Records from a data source

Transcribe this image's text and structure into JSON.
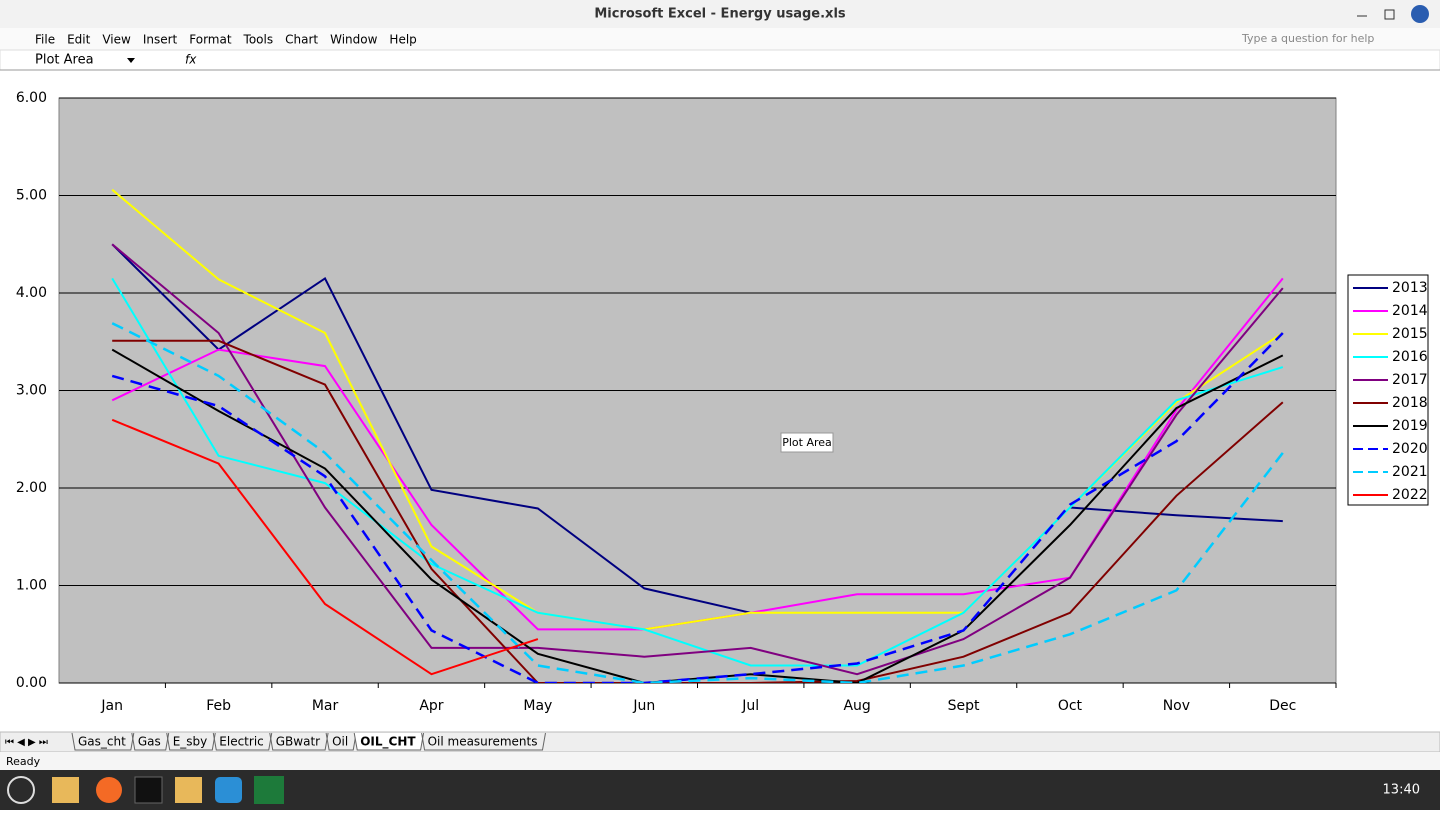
{
  "window": {
    "title": "Microsoft Excel - Energy usage.xls",
    "menu": [
      "File",
      "Edit",
      "View",
      "Insert",
      "Format",
      "Tools",
      "Chart",
      "Window",
      "Help"
    ],
    "help_box": "Type a question for help",
    "name_box": "Plot Area",
    "tooltip": "Plot Area",
    "sheet_tabs": [
      "Gas_cht",
      "Gas",
      "E_sby",
      "Electric",
      "GBwatr",
      "Oil",
      "OIL_CHT",
      "Oil measurements"
    ],
    "active_tab": 6,
    "status": "Ready",
    "clock": "13:40"
  },
  "chart_data": {
    "type": "line",
    "grid": true,
    "legend": "right",
    "categories": [
      "Jan",
      "Feb",
      "Mar",
      "Apr",
      "May",
      "Jun",
      "Jul",
      "Aug",
      "Sept",
      "Oct",
      "Nov",
      "Dec"
    ],
    "ylim": [
      0,
      6
    ],
    "yticks": [
      {
        "value": 0,
        "label": "0.00"
      },
      {
        "value": 1,
        "label": "1.00"
      },
      {
        "value": 2,
        "label": "2.00"
      },
      {
        "value": 3,
        "label": "3.00"
      },
      {
        "value": 4,
        "label": "4.00"
      },
      {
        "value": 5,
        "label": "5.00"
      },
      {
        "value": 6,
        "label": "6.00"
      }
    ],
    "series": [
      {
        "name": "2013",
        "color": "#000080",
        "dash": false,
        "values": [
          4.5,
          3.42,
          4.15,
          1.98,
          1.79,
          0.97,
          0.72,
          null,
          null,
          1.8,
          1.72,
          1.66
        ]
      },
      {
        "name": "2014",
        "color": "#ff00ff",
        "dash": false,
        "values": [
          2.9,
          3.42,
          3.25,
          1.62,
          0.55,
          0.55,
          0.72,
          0.91,
          0.91,
          1.08,
          2.8,
          4.15
        ]
      },
      {
        "name": "2015",
        "color": "#ffff00",
        "dash": false,
        "values": [
          5.06,
          4.14,
          3.59,
          1.4,
          0.72,
          0.55,
          0.72,
          0.72,
          0.72,
          1.8,
          2.88,
          3.59
        ]
      },
      {
        "name": "2016",
        "color": "#00ffff",
        "dash": false,
        "values": [
          4.15,
          2.33,
          2.05,
          1.22,
          0.72,
          0.55,
          0.18,
          0.18,
          0.72,
          1.8,
          2.9,
          3.24
        ]
      },
      {
        "name": "2017",
        "color": "#800080",
        "dash": false,
        "values": [
          4.5,
          3.59,
          1.8,
          0.36,
          0.36,
          0.27,
          0.36,
          0.09,
          0.45,
          1.08,
          2.75,
          4.05
        ]
      },
      {
        "name": "2018",
        "color": "#800000",
        "dash": false,
        "values": [
          3.51,
          3.51,
          3.06,
          1.17,
          0,
          0,
          0,
          0.02,
          0.27,
          0.72,
          1.92,
          2.88
        ]
      },
      {
        "name": "2019",
        "color": "#000000",
        "dash": false,
        "values": [
          3.42,
          2.79,
          2.2,
          1.06,
          0.3,
          0,
          0.09,
          0,
          0.54,
          1.62,
          2.82,
          3.36
        ]
      },
      {
        "name": "2020",
        "color": "#0000ff",
        "dash": true,
        "values": [
          3.15,
          2.84,
          2.12,
          0.54,
          0,
          0,
          0.09,
          0.2,
          0.54,
          1.83,
          2.48,
          3.59
        ]
      },
      {
        "name": "2021",
        "color": "#00ccff",
        "dash": true,
        "values": [
          3.69,
          3.15,
          2.36,
          1.26,
          0.18,
          0,
          0.05,
          0,
          0.18,
          0.5,
          0.95,
          2.36
        ]
      },
      {
        "name": "2022",
        "color": "#ff0000",
        "dash": false,
        "values": [
          2.7,
          2.25,
          0.81,
          0.09,
          0.45,
          null,
          null,
          null,
          null,
          null,
          null,
          null
        ]
      }
    ]
  }
}
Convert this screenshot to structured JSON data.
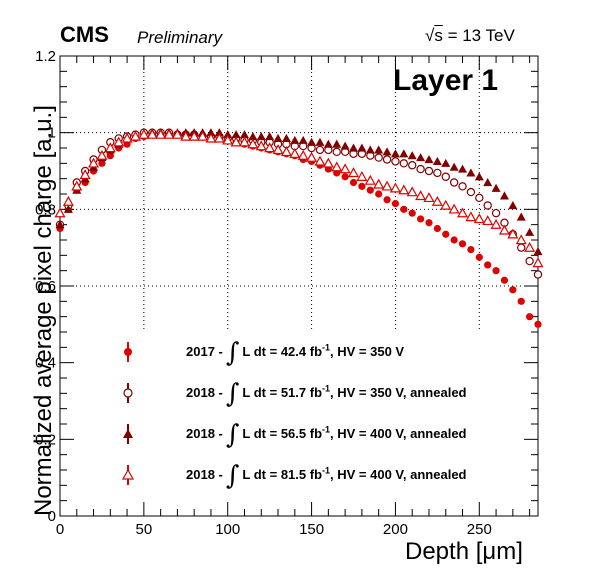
{
  "header": {
    "experiment": "CMS",
    "status": "Preliminary",
    "energy": "= 13 TeV",
    "energy_symbol": "s",
    "panel_label": "Layer 1"
  },
  "chart_data": {
    "type": "scatter",
    "xlabel": "Depth [μm]",
    "ylabel": "Normalized average pixel charge [a.u.]",
    "xlim": [
      0,
      285
    ],
    "ylim": [
      0,
      1.2
    ],
    "x_ticks": [
      "0",
      "50",
      "100",
      "150",
      "200",
      "250"
    ],
    "y_ticks": [
      "0",
      "0.2",
      "0.4",
      "0.6",
      "0.8",
      "1",
      "1.2"
    ],
    "grid": "dotted",
    "legend_position": "bottom-left",
    "x": [
      0,
      5,
      10,
      15,
      20,
      25,
      30,
      35,
      40,
      45,
      50,
      55,
      60,
      65,
      70,
      75,
      80,
      85,
      90,
      95,
      100,
      105,
      110,
      115,
      120,
      125,
      130,
      135,
      140,
      145,
      150,
      155,
      160,
      165,
      170,
      175,
      180,
      185,
      190,
      195,
      200,
      205,
      210,
      215,
      220,
      225,
      230,
      235,
      240,
      245,
      250,
      255,
      260,
      265,
      270,
      275,
      280,
      285
    ],
    "series": [
      {
        "name": "2017",
        "year": "2017 -",
        "formula": "L dt = 42.4 fb",
        "exp": "-1",
        "extra": ", HV = 350 V",
        "marker": "circle-filled",
        "color": "#e00000",
        "values": [
          0.75,
          0.8,
          0.85,
          0.87,
          0.9,
          0.92,
          0.94,
          0.96,
          0.97,
          0.985,
          0.99,
          0.995,
          0.995,
          0.995,
          0.995,
          0.993,
          0.99,
          0.99,
          0.985,
          0.985,
          0.98,
          0.975,
          0.97,
          0.965,
          0.96,
          0.955,
          0.95,
          0.945,
          0.94,
          0.93,
          0.925,
          0.915,
          0.905,
          0.895,
          0.885,
          0.87,
          0.86,
          0.85,
          0.84,
          0.825,
          0.815,
          0.8,
          0.79,
          0.775,
          0.765,
          0.75,
          0.735,
          0.72,
          0.71,
          0.695,
          0.675,
          0.655,
          0.64,
          0.615,
          0.59,
          0.56,
          0.52,
          0.5
        ]
      },
      {
        "name": "2018a",
        "year": "2018 -",
        "formula": "L dt = 51.7 fb",
        "exp": "-1",
        "extra": ", HV = 350 V, annealed",
        "marker": "circle-open",
        "color": "#800000",
        "values": [
          0.76,
          0.81,
          0.87,
          0.9,
          0.93,
          0.955,
          0.975,
          0.985,
          0.99,
          0.995,
          1.0,
          1.0,
          1.0,
          1.0,
          0.995,
          0.995,
          0.995,
          0.99,
          0.99,
          0.99,
          0.985,
          0.985,
          0.98,
          0.98,
          0.975,
          0.975,
          0.97,
          0.97,
          0.965,
          0.965,
          0.96,
          0.955,
          0.955,
          0.95,
          0.95,
          0.945,
          0.945,
          0.94,
          0.935,
          0.93,
          0.925,
          0.92,
          0.915,
          0.905,
          0.9,
          0.895,
          0.885,
          0.87,
          0.86,
          0.845,
          0.83,
          0.81,
          0.79,
          0.765,
          0.735,
          0.7,
          0.665,
          0.63
        ]
      },
      {
        "name": "2018b",
        "year": "2018 -",
        "formula": "L dt = 56.5 fb",
        "exp": "-1",
        "extra": ", HV = 400 V, annealed",
        "marker": "triangle-filled",
        "color": "#800000",
        "values": [
          0.76,
          0.8,
          0.85,
          0.88,
          0.91,
          0.935,
          0.955,
          0.97,
          0.985,
          0.99,
          0.995,
          1.0,
          1.0,
          1.0,
          1.0,
          1.0,
          1.0,
          1.0,
          1.0,
          1.0,
          0.995,
          0.995,
          0.995,
          0.99,
          0.99,
          0.99,
          0.985,
          0.985,
          0.98,
          0.98,
          0.975,
          0.975,
          0.97,
          0.97,
          0.965,
          0.96,
          0.96,
          0.955,
          0.955,
          0.95,
          0.945,
          0.945,
          0.94,
          0.935,
          0.93,
          0.925,
          0.92,
          0.91,
          0.905,
          0.895,
          0.885,
          0.87,
          0.855,
          0.835,
          0.81,
          0.78,
          0.74,
          0.69
        ]
      },
      {
        "name": "2018c",
        "year": "2018 -",
        "formula": "L dt = 81.5 fb",
        "exp": "-1",
        "extra": ", HV = 400 V, annealed",
        "marker": "triangle-open",
        "color": "#e00000",
        "values": [
          0.79,
          0.82,
          0.86,
          0.89,
          0.92,
          0.94,
          0.96,
          0.975,
          0.985,
          0.99,
          0.995,
          0.995,
          0.995,
          0.995,
          0.995,
          0.99,
          0.99,
          0.99,
          0.985,
          0.985,
          0.98,
          0.975,
          0.975,
          0.97,
          0.965,
          0.96,
          0.955,
          0.95,
          0.945,
          0.94,
          0.935,
          0.925,
          0.92,
          0.91,
          0.905,
          0.895,
          0.885,
          0.875,
          0.865,
          0.86,
          0.855,
          0.85,
          0.845,
          0.835,
          0.83,
          0.82,
          0.81,
          0.8,
          0.79,
          0.78,
          0.775,
          0.77,
          0.76,
          0.745,
          0.735,
          0.72,
          0.7,
          0.66
        ]
      }
    ]
  }
}
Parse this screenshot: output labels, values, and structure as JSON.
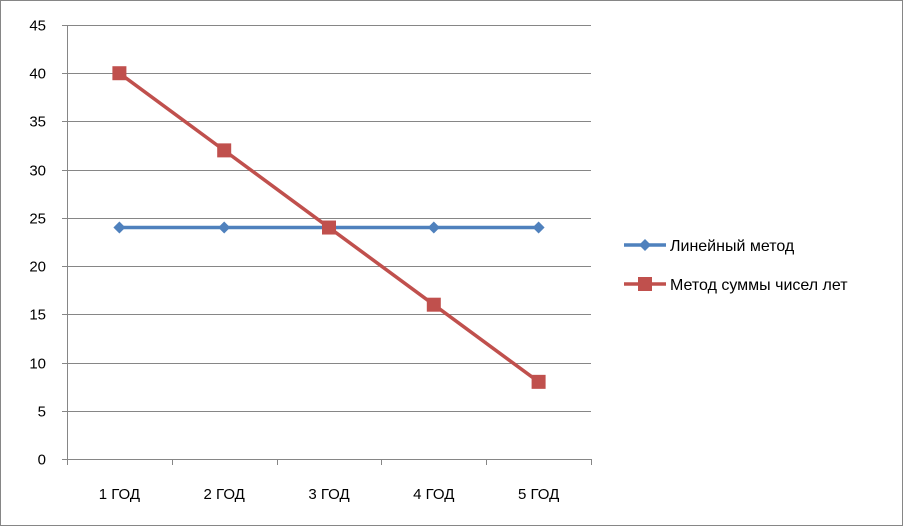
{
  "chart_data": {
    "type": "line",
    "categories": [
      "1 ГОД",
      "2 ГОД",
      "3 ГОД",
      "4 ГОД",
      "5 ГОД"
    ],
    "ylim": [
      0,
      45
    ],
    "yticks": [
      0,
      5,
      10,
      15,
      20,
      25,
      30,
      35,
      40,
      45
    ],
    "grid": true,
    "legend_position": "right",
    "series": [
      {
        "name": "Линейный метод",
        "values": [
          24,
          24,
          24,
          24,
          24
        ],
        "color": "#4F81BD",
        "marker": "diamond"
      },
      {
        "name": "Метод суммы чисел лет",
        "values": [
          40,
          32,
          24,
          16,
          8
        ],
        "color": "#C0504D",
        "marker": "square"
      }
    ]
  }
}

> WRITTEN EXERCISE: Scan the listing above for the word "open" and copy every line that holds it.

> SOLUTION TO THIS EXERCISE:
        "marker": "circle-open",
        "marker": "triangle-open",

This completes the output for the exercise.